Where a line below holds the string "после", copy that line.

> INPUT ROWS:

+ + +

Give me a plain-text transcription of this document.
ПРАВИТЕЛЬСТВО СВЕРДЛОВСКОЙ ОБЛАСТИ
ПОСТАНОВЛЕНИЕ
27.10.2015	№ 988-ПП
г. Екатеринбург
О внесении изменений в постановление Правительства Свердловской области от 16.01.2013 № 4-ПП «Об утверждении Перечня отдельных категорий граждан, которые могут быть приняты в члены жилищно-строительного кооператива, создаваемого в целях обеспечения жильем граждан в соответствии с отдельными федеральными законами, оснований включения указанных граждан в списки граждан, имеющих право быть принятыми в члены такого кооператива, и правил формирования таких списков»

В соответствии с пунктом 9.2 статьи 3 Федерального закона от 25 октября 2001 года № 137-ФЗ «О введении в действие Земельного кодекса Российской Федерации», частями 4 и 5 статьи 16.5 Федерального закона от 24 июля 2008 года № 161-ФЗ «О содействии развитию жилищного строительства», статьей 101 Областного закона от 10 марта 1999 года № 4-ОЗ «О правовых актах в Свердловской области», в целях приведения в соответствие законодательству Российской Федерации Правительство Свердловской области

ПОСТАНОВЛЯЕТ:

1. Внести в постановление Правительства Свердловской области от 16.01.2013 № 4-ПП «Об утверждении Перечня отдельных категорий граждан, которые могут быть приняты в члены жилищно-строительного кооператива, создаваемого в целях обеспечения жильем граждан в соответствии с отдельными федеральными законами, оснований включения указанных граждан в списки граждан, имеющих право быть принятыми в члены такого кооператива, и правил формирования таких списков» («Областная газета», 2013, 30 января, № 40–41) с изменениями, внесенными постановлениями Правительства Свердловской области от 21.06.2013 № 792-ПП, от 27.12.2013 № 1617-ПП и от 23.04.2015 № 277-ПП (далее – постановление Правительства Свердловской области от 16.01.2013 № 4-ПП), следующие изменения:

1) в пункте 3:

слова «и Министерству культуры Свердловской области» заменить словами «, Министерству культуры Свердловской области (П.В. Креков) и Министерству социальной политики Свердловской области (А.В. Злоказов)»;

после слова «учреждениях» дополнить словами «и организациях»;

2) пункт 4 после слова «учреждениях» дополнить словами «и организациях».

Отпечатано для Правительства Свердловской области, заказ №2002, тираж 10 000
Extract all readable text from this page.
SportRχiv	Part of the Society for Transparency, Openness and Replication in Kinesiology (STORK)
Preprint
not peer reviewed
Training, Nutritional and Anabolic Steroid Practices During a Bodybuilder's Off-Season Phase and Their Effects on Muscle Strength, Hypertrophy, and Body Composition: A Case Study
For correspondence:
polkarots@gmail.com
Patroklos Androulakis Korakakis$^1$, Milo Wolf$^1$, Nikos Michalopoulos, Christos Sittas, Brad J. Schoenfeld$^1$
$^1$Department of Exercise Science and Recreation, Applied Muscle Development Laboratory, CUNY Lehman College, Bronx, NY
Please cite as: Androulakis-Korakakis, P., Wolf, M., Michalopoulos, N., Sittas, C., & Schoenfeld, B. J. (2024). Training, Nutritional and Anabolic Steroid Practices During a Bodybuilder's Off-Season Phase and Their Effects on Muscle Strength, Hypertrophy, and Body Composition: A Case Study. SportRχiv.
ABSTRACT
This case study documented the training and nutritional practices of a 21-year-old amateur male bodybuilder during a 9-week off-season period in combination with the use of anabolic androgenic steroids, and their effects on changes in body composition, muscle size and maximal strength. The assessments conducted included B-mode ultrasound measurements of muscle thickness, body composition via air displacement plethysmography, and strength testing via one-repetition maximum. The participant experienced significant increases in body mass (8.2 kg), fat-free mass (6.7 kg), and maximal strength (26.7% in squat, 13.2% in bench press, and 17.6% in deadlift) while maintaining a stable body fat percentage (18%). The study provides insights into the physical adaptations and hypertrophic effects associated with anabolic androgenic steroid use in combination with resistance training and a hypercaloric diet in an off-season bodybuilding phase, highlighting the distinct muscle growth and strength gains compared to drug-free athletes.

+ + +

> SOLUTION FOR THIS EXERCISE:
после слова «учреждениях» дополнить словами «и организациях»;
2) пункт 4 после слова «учреждениях» дополнить словами «и организациях».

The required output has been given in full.